** start **
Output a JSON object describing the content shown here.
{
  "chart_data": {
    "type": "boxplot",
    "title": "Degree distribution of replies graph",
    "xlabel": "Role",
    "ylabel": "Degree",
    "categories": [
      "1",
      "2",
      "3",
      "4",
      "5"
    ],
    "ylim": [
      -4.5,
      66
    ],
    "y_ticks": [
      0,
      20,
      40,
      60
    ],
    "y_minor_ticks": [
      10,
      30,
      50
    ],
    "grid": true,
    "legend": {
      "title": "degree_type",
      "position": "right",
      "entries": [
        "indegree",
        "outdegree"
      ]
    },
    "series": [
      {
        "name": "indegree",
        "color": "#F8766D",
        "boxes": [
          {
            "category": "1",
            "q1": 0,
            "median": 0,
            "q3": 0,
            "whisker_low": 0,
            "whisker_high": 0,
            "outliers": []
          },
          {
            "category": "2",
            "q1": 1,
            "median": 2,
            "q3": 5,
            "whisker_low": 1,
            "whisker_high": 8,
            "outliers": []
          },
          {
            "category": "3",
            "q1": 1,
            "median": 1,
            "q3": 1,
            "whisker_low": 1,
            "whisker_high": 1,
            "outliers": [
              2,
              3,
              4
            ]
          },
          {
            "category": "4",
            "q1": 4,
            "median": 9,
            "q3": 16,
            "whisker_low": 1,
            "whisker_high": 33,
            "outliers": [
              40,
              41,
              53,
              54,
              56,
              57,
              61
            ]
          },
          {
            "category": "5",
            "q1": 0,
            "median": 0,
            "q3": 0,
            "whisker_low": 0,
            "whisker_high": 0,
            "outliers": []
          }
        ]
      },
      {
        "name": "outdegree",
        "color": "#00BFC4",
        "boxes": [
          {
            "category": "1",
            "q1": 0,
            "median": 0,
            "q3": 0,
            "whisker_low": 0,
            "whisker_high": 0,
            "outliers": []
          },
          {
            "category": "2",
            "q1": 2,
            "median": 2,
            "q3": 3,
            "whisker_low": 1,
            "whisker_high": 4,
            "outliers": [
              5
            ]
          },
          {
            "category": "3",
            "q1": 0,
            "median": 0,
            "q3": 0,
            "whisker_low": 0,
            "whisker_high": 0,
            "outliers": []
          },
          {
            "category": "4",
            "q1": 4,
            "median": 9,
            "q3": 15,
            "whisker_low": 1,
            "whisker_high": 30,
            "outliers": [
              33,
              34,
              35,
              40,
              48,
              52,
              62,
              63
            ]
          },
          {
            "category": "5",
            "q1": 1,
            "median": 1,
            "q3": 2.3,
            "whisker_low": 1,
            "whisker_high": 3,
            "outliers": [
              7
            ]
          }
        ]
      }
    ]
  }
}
** end **
● **Task**
Each line of the material should be echoed exactly.

● **Worked solution**
Output a JSON object describing the content shown here.
{
  "chart_data": {
    "type": "boxplot",
    "title": "Degree distribution of replies graph",
    "xlabel": "Role",
    "ylabel": "Degree",
    "categories": [
      "1",
      "2",
      "3",
      "4",
      "5"
    ],
    "ylim": [
      -4.5,
      66
    ],
    "y_ticks": [
      0,
      20,
      40,
      60
    ],
    "y_minor_ticks": [
      10,
      30,
      50
    ],
    "grid": true,
    "legend": {
      "title": "degree_type",
      "position": "right",
      "entries": [
        "indegree",
        "outdegree"
      ]
    },
    "series": [
      {
        "name": "indegree",
        "color": "#F8766D",
        "boxes": [
          {
            "category": "1",
            "q1": 0,
            "median": 0,
            "q3": 0,
            "whisker_low": 0,
            "whisker_high": 0,
            "outliers": []
          },
          {
            "category": "2",
            "q1": 1,
            "median": 2,
            "q3": 5,
            "whisker_low": 1,
            "whisker_high": 8,
            "outliers": []
          },
          {
            "category": "3",
            "q1": 1,
            "median": 1,
            "q3": 1,
            "whisker_low": 1,
            "whisker_high": 1,
            "outliers": [
              2,
              3,
              4
            ]
          },
          {
            "category": "4",
            "q1": 4,
            "median": 9,
            "q3": 16,
            "whisker_low": 1,
            "whisker_high": 33,
            "outliers": [
              40,
              41,
              53,
              54,
              56,
              57,
              61
            ]
          },
          {
            "category": "5",
            "q1": 0,
            "median": 0,
            "q3": 0,
            "whisker_low": 0,
            "whisker_high": 0,
            "outliers": []
          }
        ]
      },
      {
        "name": "outdegree",
        "color": "#00BFC4",
        "boxes": [
          {
            "category": "1",
            "q1": 0,
            "median": 0,
            "q3": 0,
            "whisker_low": 0,
            "whisker_high": 0,
            "outliers": []
          },
          {
            "category": "2",
            "q1": 2,
            "median": 2,
            "q3": 3,
            "whisker_low": 1,
            "whisker_high": 4,
            "outliers": [
              5
            ]
          },
          {
            "category": "3",
            "q1": 0,
            "median": 0,
            "q3": 0,
            "whisker_low": 0,
            "whisker_high": 0,
            "outliers": []
          },
          {
            "category": "4",
            "q1": 4,
            "median": 9,
            "q3": 15,
            "whisker_low": 1,
            "whisker_high": 30,
            "outliers": [
              33,
              34,
              35,
              40,
              48,
              52,
              62,
              63
            ]
          },
          {
            "category": "5",
            "q1": 1,
            "median": 1,
            "q3": 2.3,
            "whisker_low": 1,
            "whisker_high": 3,
            "outliers": [
              7
            ]
          }
        ]
      }
    ]
  }
}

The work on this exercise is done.